[Records from a dataset]
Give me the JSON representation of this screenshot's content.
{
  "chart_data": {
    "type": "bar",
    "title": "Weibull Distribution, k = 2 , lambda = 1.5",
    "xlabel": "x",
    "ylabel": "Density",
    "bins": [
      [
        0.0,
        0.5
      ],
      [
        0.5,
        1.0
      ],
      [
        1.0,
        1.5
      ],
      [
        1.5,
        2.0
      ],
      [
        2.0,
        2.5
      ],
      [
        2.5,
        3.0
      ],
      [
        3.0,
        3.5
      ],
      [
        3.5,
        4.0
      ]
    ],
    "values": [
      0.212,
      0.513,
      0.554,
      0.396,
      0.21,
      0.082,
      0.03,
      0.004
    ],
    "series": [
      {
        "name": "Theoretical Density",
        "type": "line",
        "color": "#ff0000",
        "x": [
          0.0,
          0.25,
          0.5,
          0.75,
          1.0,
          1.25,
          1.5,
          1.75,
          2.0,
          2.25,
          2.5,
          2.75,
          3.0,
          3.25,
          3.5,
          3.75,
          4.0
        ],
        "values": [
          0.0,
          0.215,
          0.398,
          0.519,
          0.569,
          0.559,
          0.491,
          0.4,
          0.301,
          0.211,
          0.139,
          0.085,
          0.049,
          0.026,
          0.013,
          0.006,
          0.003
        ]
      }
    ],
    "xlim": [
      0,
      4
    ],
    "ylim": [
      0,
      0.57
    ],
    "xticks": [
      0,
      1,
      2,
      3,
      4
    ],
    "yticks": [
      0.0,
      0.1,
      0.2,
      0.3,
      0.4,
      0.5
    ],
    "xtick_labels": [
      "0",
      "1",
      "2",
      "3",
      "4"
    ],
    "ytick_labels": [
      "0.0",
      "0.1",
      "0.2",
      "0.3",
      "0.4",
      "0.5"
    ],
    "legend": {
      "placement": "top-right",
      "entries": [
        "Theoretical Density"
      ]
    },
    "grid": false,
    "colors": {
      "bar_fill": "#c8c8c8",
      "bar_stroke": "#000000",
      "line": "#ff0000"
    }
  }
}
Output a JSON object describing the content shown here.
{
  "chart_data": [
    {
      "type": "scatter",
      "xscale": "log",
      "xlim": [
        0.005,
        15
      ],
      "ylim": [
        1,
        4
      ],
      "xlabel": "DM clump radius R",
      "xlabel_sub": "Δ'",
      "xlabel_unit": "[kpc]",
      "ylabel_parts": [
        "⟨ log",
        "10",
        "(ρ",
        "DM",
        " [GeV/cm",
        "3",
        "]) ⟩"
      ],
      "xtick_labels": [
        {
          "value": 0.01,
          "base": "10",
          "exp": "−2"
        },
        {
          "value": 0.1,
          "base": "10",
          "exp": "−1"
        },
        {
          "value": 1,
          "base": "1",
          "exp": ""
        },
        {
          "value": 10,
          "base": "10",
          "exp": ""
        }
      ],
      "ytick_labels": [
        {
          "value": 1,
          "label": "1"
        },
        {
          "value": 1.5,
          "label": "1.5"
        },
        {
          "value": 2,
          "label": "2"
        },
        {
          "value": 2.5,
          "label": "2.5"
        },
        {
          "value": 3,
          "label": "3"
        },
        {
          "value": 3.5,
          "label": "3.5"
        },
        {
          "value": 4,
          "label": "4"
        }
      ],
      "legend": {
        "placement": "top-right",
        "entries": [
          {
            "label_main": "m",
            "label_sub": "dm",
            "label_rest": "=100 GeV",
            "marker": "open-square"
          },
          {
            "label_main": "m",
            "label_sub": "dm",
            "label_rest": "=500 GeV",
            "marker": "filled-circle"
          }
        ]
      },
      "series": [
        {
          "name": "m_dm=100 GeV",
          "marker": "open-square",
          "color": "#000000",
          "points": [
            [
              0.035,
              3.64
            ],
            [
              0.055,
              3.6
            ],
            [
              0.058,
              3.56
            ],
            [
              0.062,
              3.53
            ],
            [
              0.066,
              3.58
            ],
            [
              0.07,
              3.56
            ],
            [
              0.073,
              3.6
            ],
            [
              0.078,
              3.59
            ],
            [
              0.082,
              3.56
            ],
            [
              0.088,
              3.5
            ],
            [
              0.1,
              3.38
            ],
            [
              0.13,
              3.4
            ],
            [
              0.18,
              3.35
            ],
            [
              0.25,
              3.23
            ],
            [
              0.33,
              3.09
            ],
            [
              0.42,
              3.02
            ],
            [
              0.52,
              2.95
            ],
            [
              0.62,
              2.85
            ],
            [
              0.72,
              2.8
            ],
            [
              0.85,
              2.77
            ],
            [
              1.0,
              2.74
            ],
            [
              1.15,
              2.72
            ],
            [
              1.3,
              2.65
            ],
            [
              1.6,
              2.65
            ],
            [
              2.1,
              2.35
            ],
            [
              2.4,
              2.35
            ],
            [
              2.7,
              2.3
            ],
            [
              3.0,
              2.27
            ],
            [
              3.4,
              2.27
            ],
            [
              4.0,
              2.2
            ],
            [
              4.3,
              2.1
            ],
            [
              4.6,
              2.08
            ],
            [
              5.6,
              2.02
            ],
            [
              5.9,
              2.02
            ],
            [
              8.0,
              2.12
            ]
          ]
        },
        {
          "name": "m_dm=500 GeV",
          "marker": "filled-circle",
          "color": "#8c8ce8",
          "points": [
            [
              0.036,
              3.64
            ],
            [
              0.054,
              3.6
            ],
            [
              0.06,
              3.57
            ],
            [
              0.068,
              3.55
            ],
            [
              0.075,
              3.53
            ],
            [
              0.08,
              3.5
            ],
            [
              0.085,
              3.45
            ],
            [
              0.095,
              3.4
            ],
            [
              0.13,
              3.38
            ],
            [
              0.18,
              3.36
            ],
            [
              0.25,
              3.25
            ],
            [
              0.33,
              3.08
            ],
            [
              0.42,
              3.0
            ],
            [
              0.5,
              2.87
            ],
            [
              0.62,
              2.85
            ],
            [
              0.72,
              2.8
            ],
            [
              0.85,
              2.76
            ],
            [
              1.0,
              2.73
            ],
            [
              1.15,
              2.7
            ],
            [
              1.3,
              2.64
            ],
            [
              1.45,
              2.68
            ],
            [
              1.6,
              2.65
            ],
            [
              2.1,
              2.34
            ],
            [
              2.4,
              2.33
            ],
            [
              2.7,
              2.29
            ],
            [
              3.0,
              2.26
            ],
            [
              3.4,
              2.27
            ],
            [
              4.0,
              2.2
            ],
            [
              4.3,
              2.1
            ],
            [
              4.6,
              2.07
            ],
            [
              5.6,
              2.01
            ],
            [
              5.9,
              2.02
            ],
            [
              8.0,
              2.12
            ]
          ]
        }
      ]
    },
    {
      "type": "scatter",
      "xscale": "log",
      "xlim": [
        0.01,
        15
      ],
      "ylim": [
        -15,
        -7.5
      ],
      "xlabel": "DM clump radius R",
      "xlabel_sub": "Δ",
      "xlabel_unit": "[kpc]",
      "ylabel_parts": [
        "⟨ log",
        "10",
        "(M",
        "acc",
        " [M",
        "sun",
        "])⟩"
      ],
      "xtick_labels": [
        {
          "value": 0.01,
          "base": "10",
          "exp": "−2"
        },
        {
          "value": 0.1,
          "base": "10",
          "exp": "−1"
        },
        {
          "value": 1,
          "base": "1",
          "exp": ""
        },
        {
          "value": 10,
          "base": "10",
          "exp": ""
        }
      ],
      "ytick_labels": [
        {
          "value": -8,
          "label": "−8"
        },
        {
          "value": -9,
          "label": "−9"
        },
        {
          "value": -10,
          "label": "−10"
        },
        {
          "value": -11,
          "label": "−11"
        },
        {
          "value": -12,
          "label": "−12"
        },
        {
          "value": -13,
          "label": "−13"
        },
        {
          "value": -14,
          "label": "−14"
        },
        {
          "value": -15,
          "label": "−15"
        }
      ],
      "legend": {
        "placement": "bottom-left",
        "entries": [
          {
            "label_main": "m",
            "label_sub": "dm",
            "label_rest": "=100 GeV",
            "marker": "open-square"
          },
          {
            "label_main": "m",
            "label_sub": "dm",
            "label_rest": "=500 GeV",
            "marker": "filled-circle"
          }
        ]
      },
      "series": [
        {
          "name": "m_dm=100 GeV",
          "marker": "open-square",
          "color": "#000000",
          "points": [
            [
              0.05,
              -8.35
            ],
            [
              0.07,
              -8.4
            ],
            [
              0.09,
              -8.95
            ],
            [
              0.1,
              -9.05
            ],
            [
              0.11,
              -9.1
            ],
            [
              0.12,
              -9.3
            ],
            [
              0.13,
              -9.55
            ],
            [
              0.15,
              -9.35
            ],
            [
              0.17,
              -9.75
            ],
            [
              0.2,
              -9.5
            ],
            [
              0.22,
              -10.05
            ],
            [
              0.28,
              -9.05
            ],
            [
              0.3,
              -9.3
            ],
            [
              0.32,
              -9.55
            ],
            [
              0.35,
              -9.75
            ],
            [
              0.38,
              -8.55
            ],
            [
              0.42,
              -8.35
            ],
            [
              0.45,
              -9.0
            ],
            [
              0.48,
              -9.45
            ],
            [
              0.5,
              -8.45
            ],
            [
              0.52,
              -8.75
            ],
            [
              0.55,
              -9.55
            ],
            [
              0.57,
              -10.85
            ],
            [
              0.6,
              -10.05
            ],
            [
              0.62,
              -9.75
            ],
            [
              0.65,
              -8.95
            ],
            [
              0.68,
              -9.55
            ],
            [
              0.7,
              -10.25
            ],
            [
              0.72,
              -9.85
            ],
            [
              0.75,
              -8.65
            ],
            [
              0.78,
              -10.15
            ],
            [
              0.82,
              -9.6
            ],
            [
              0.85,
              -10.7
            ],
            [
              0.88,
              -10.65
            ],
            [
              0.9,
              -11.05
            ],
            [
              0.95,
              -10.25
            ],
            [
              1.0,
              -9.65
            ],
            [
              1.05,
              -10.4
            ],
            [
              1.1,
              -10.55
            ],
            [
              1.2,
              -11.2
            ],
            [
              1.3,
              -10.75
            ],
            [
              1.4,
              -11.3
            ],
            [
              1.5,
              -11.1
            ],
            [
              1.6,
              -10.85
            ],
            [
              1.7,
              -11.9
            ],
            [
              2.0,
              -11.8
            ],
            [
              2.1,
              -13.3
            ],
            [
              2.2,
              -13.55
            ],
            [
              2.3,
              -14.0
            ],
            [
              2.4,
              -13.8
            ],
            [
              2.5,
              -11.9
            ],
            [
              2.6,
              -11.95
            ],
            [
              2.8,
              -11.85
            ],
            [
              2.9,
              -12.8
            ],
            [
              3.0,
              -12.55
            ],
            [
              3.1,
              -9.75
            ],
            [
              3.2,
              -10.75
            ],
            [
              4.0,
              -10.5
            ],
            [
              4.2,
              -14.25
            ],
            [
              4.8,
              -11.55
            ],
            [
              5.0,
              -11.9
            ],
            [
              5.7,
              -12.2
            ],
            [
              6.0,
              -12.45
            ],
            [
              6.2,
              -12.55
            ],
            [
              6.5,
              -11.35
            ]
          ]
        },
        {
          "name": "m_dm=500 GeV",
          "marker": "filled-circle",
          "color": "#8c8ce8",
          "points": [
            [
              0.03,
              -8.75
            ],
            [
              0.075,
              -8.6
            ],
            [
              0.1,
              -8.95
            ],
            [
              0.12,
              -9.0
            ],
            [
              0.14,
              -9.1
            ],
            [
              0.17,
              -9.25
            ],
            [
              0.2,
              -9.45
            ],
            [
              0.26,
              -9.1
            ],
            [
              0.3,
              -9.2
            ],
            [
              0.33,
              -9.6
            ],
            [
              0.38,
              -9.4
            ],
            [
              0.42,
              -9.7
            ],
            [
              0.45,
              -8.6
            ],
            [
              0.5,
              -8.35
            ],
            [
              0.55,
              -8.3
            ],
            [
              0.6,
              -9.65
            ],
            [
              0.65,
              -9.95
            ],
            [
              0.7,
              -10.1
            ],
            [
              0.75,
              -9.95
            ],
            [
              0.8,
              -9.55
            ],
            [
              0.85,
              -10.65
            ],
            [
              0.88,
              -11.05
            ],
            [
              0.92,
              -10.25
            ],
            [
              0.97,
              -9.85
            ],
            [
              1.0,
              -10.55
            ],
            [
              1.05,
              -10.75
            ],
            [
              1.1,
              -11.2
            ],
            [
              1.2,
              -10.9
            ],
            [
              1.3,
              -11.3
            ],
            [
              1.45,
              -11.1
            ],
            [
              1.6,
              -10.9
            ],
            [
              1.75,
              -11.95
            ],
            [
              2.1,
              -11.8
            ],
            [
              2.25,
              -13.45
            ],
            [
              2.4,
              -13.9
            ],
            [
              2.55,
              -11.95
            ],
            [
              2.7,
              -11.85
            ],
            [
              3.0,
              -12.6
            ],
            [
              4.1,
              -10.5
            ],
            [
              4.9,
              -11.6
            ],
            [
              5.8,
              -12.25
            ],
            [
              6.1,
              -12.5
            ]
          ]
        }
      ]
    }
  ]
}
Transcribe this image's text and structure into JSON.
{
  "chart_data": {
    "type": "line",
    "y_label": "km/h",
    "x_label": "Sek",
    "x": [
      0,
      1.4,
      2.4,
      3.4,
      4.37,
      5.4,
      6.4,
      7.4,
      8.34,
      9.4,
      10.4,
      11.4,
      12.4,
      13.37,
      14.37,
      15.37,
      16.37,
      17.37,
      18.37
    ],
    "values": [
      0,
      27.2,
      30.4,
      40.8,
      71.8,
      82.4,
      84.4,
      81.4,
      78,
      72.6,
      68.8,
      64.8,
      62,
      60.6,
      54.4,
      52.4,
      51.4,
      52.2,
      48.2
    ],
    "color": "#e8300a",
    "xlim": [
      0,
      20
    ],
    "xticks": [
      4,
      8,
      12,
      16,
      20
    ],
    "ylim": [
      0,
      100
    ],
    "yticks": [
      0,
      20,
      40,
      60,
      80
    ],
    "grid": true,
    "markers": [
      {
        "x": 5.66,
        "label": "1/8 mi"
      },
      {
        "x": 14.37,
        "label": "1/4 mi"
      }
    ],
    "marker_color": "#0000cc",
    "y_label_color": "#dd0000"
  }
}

▸ **WHAT TO WORK ON**:
Using the records above, copy every line that has the word "right" in it.

▸ **RESULT OF THE EXERCISE**:
      "placement": "top-right",
        "placement": "top-right",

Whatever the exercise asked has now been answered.